RECORDED DATA →
***
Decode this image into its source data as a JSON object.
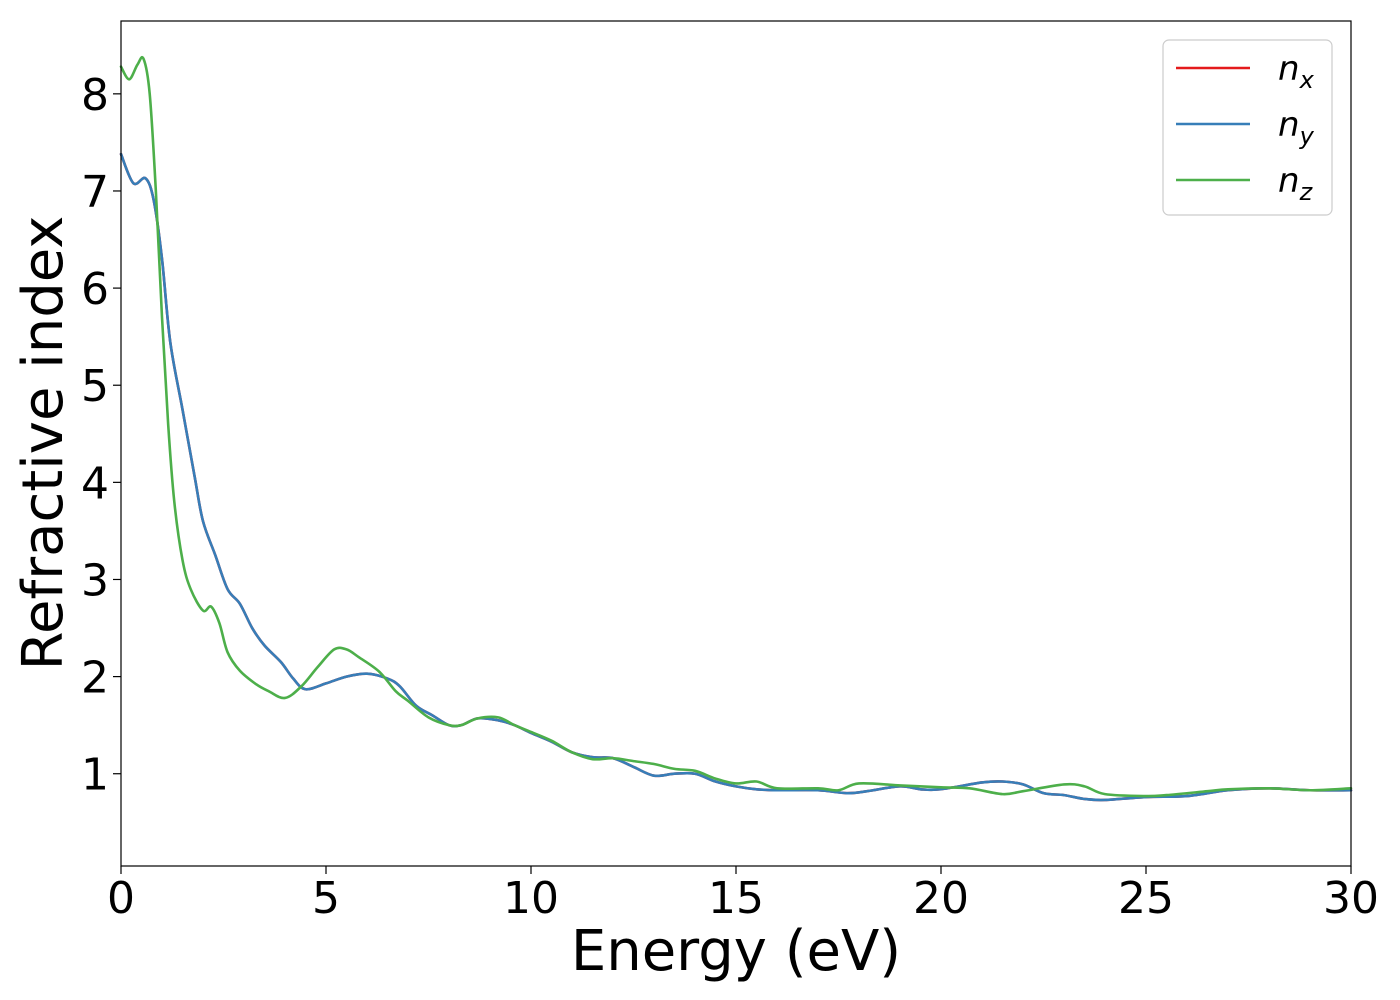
{
  "chart_data": {
    "type": "line",
    "title": "",
    "xlabel": "Energy (eV)",
    "ylabel": "Refractive index",
    "xlim": [
      0,
      30
    ],
    "ylim": [
      0.05,
      8.75
    ],
    "xticks": [
      "0",
      "5",
      "10",
      "15",
      "20",
      "25",
      "30"
    ],
    "yticks": [
      "1",
      "2",
      "3",
      "4",
      "5",
      "6",
      "7",
      "8"
    ],
    "grid": false,
    "legend_position": "top-right",
    "series": [
      {
        "name": "n_x",
        "base": "n",
        "sub": "x",
        "color": "#e41a1c",
        "x": [
          0,
          0.3,
          0.6,
          0.8,
          1.0,
          1.2,
          1.5,
          1.8,
          2.0,
          2.3,
          2.6,
          2.9,
          3.2,
          3.5,
          3.9,
          4.2,
          4.5,
          5.0,
          5.5,
          6.0,
          6.5,
          6.8,
          7.2,
          7.6,
          8.0,
          8.3,
          8.7,
          9.2,
          9.6,
          10.0,
          10.5,
          11.0,
          11.5,
          12.0,
          12.5,
          13.0,
          13.5,
          14.0,
          14.5,
          15.0,
          15.5,
          16.0,
          17.0,
          17.7,
          18.2,
          19.0,
          19.5,
          20.0,
          21.0,
          21.5,
          22.0,
          22.5,
          23.0,
          23.5,
          24.0,
          25.0,
          26.0,
          27.0,
          28.0,
          29.0,
          30.0
        ],
        "y": [
          7.38,
          7.08,
          7.13,
          6.9,
          6.3,
          5.45,
          4.75,
          4.05,
          3.6,
          3.25,
          2.9,
          2.75,
          2.5,
          2.32,
          2.15,
          1.98,
          1.87,
          1.93,
          2.0,
          2.03,
          1.98,
          1.9,
          1.7,
          1.6,
          1.5,
          1.5,
          1.57,
          1.55,
          1.5,
          1.42,
          1.33,
          1.22,
          1.17,
          1.16,
          1.07,
          0.98,
          1.0,
          1.0,
          0.92,
          0.87,
          0.84,
          0.83,
          0.83,
          0.8,
          0.82,
          0.87,
          0.84,
          0.84,
          0.91,
          0.92,
          0.89,
          0.8,
          0.78,
          0.74,
          0.73,
          0.76,
          0.77,
          0.83,
          0.85,
          0.83,
          0.83
        ]
      },
      {
        "name": "n_y",
        "base": "n",
        "sub": "y",
        "color": "#377eb8",
        "x": [
          0,
          0.3,
          0.6,
          0.8,
          1.0,
          1.2,
          1.5,
          1.8,
          2.0,
          2.3,
          2.6,
          2.9,
          3.2,
          3.5,
          3.9,
          4.2,
          4.5,
          5.0,
          5.5,
          6.0,
          6.5,
          6.8,
          7.2,
          7.6,
          8.0,
          8.3,
          8.7,
          9.2,
          9.6,
          10.0,
          10.5,
          11.0,
          11.5,
          12.0,
          12.5,
          13.0,
          13.5,
          14.0,
          14.5,
          15.0,
          15.5,
          16.0,
          17.0,
          17.7,
          18.2,
          19.0,
          19.5,
          20.0,
          21.0,
          21.5,
          22.0,
          22.5,
          23.0,
          23.5,
          24.0,
          25.0,
          26.0,
          27.0,
          28.0,
          29.0,
          30.0
        ],
        "y": [
          7.38,
          7.08,
          7.13,
          6.9,
          6.3,
          5.45,
          4.75,
          4.05,
          3.6,
          3.25,
          2.9,
          2.75,
          2.5,
          2.32,
          2.15,
          1.98,
          1.87,
          1.93,
          2.0,
          2.03,
          1.98,
          1.9,
          1.7,
          1.6,
          1.5,
          1.5,
          1.57,
          1.55,
          1.5,
          1.42,
          1.33,
          1.22,
          1.17,
          1.16,
          1.07,
          0.98,
          1.0,
          1.0,
          0.92,
          0.87,
          0.84,
          0.83,
          0.83,
          0.8,
          0.82,
          0.87,
          0.84,
          0.84,
          0.91,
          0.92,
          0.89,
          0.8,
          0.78,
          0.74,
          0.73,
          0.76,
          0.77,
          0.83,
          0.85,
          0.83,
          0.83
        ]
      },
      {
        "name": "n_z",
        "base": "n",
        "sub": "z",
        "color": "#4daf4a",
        "x": [
          0,
          0.2,
          0.4,
          0.55,
          0.7,
          0.85,
          1.0,
          1.15,
          1.3,
          1.5,
          1.7,
          2.0,
          2.2,
          2.4,
          2.6,
          2.9,
          3.3,
          3.6,
          4.0,
          4.4,
          4.8,
          5.2,
          5.5,
          5.8,
          6.3,
          6.7,
          7.0,
          7.5,
          8.0,
          8.3,
          8.7,
          9.2,
          9.6,
          10.0,
          10.5,
          11.0,
          11.5,
          12.0,
          12.5,
          13.0,
          13.5,
          14.0,
          14.5,
          15.0,
          15.5,
          16.0,
          17.0,
          17.5,
          18.0,
          19.0,
          20.0,
          20.7,
          21.5,
          22.0,
          23.0,
          23.5,
          24.0,
          25.0,
          25.5,
          26.5,
          27.0,
          28.0,
          29.0,
          30.0
        ],
        "y": [
          8.28,
          8.15,
          8.3,
          8.36,
          8.0,
          7.0,
          5.7,
          4.6,
          3.8,
          3.2,
          2.9,
          2.68,
          2.72,
          2.55,
          2.25,
          2.06,
          1.92,
          1.85,
          1.78,
          1.9,
          2.1,
          2.28,
          2.28,
          2.2,
          2.05,
          1.85,
          1.75,
          1.58,
          1.5,
          1.5,
          1.57,
          1.58,
          1.5,
          1.43,
          1.34,
          1.22,
          1.15,
          1.16,
          1.13,
          1.1,
          1.05,
          1.03,
          0.95,
          0.9,
          0.92,
          0.85,
          0.85,
          0.83,
          0.9,
          0.88,
          0.86,
          0.85,
          0.79,
          0.82,
          0.89,
          0.87,
          0.79,
          0.77,
          0.78,
          0.82,
          0.84,
          0.85,
          0.83,
          0.85
        ]
      }
    ]
  }
}
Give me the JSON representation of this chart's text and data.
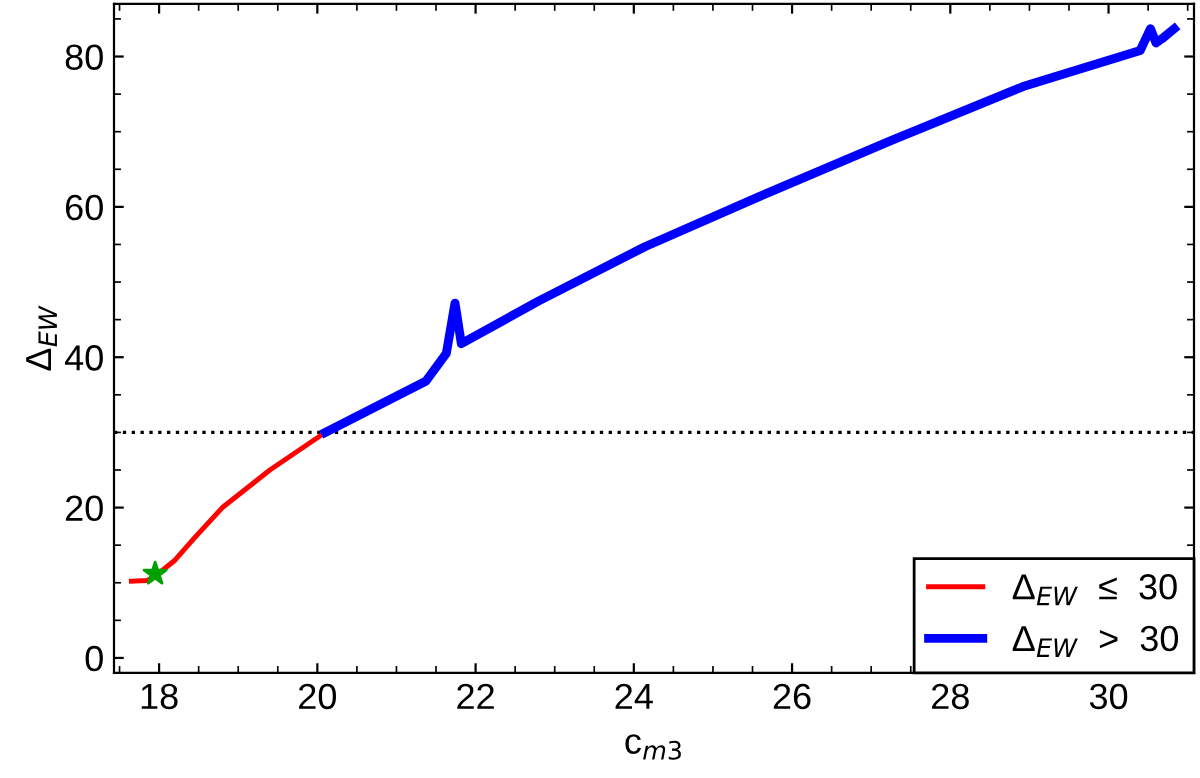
{
  "chart_data": {
    "type": "line",
    "xlabel": "c$_{m3}$",
    "ylabel": "Δ$_{EW}$",
    "xlim": [
      17.43,
      31.08
    ],
    "ylim": [
      -2,
      87
    ],
    "xticks": [
      18,
      20,
      22,
      24,
      26,
      28,
      30
    ],
    "yticks": [
      0,
      20,
      40,
      60,
      80
    ],
    "grid": false,
    "legend": "bottom right",
    "series": [
      {
        "name": "Δ$_{EW}$  ≤  30",
        "color": "#ff0000",
        "x": [
          17.65,
          17.85,
          18.0,
          18.2,
          18.45,
          18.8,
          19.4,
          20.1
        ],
        "values": [
          10.2,
          10.3,
          11.3,
          13,
          16,
          20,
          25,
          30
        ]
      },
      {
        "name": "Δ$_{EW}$  >  30",
        "color": "#0000ff",
        "x": [
          20.1,
          21.37,
          21.63,
          21.74,
          21.82,
          22.8,
          24.14,
          25.57,
          27.25,
          28.92,
          30.4,
          30.53,
          30.6,
          30.68,
          30.83
        ],
        "values": [
          30,
          36.8,
          40.5,
          47.2,
          41.8,
          47.5,
          54.7,
          61.3,
          68.8,
          76,
          80.8,
          83.7,
          81.8,
          82.4,
          83.7
        ]
      },
      {
        "type": "scatter",
        "color": "#00a000",
        "marker": "star",
        "x": [
          17.95
        ],
        "values": [
          11.2
        ]
      }
    ],
    "ref_lines": [
      {
        "axis": "y",
        "value": 30,
        "color": "#000000",
        "line_style": "dotted"
      }
    ]
  }
}
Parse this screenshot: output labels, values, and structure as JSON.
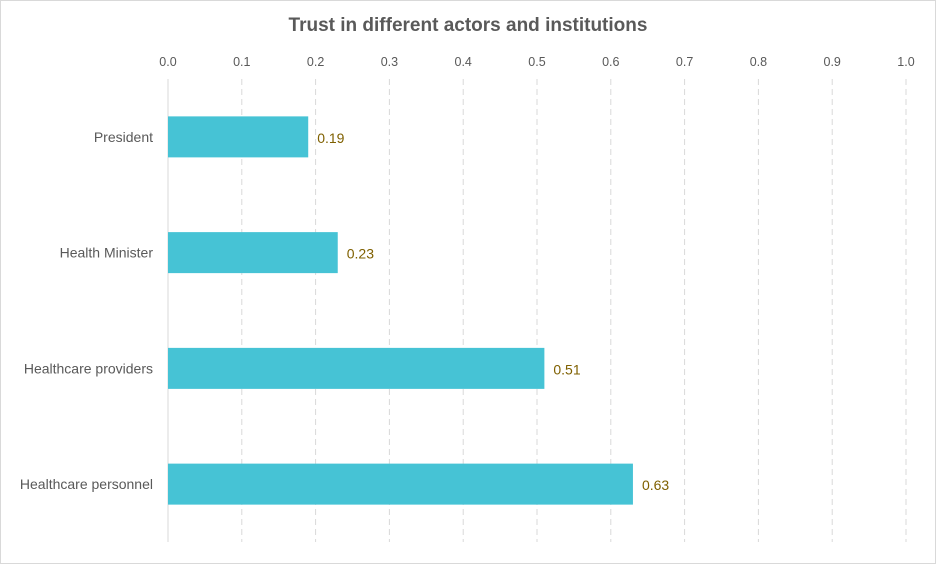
{
  "chart_data": {
    "type": "bar",
    "orientation": "horizontal",
    "title": "Trust in different actors and institutions",
    "categories": [
      "President",
      "Health Minister",
      "Healthcare providers",
      "Healthcare personnel"
    ],
    "values": [
      0.19,
      0.23,
      0.51,
      0.63
    ],
    "value_labels": [
      "0.19",
      "0.23",
      "0.51",
      "0.63"
    ],
    "xlim": [
      0.0,
      1.0
    ],
    "x_ticks": [
      "0.0",
      "0.1",
      "0.2",
      "0.3",
      "0.4",
      "0.5",
      "0.6",
      "0.7",
      "0.8",
      "0.9",
      "1.0"
    ],
    "x_axis_position": "top",
    "grid": "vertical dashed",
    "legend": "none",
    "bar_color": "#46C3D5",
    "label_color": "#7F6000",
    "text_color": "#595959",
    "grid_color": "#D9D9D9"
  }
}
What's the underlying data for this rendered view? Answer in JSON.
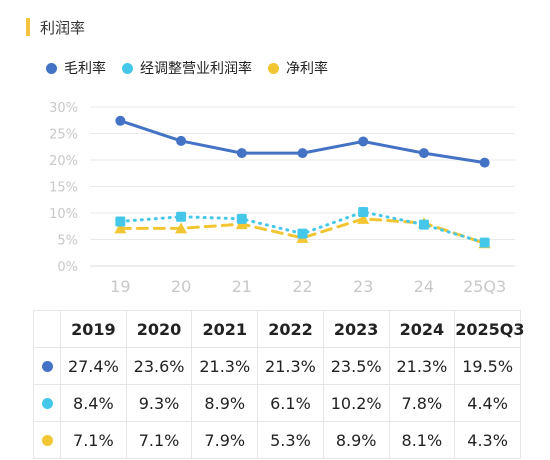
***
PROBLEM TO WORK ON → Starting with the line that holds "Parse this screenshot: output", retype each line through the last one in the listing above, exactly as written. Do not copy any pictures.

SOLUTION FOR THIS TASK →
Parse this screenshot: output labels, values, and structure as JSON.
{
  "chart_data": {
    "type": "bar",
    "orientation": "horizontal",
    "title": "Trust in different actors and institutions",
    "categories": [
      "President",
      "Health Minister",
      "Healthcare providers",
      "Healthcare personnel"
    ],
    "values": [
      0.19,
      0.23,
      0.51,
      0.63
    ],
    "value_labels": [
      "0.19",
      "0.23",
      "0.51",
      "0.63"
    ],
    "xlim": [
      0.0,
      1.0
    ],
    "x_ticks": [
      "0.0",
      "0.1",
      "0.2",
      "0.3",
      "0.4",
      "0.5",
      "0.6",
      "0.7",
      "0.8",
      "0.9",
      "1.0"
    ],
    "x_axis_position": "top",
    "grid": "vertical dashed",
    "legend": "none",
    "bar_color": "#46C3D5",
    "label_color": "#7F6000",
    "text_color": "#595959",
    "grid_color": "#D9D9D9"
  }
}
What's the underlying data for this rendered view? Answer in JSON.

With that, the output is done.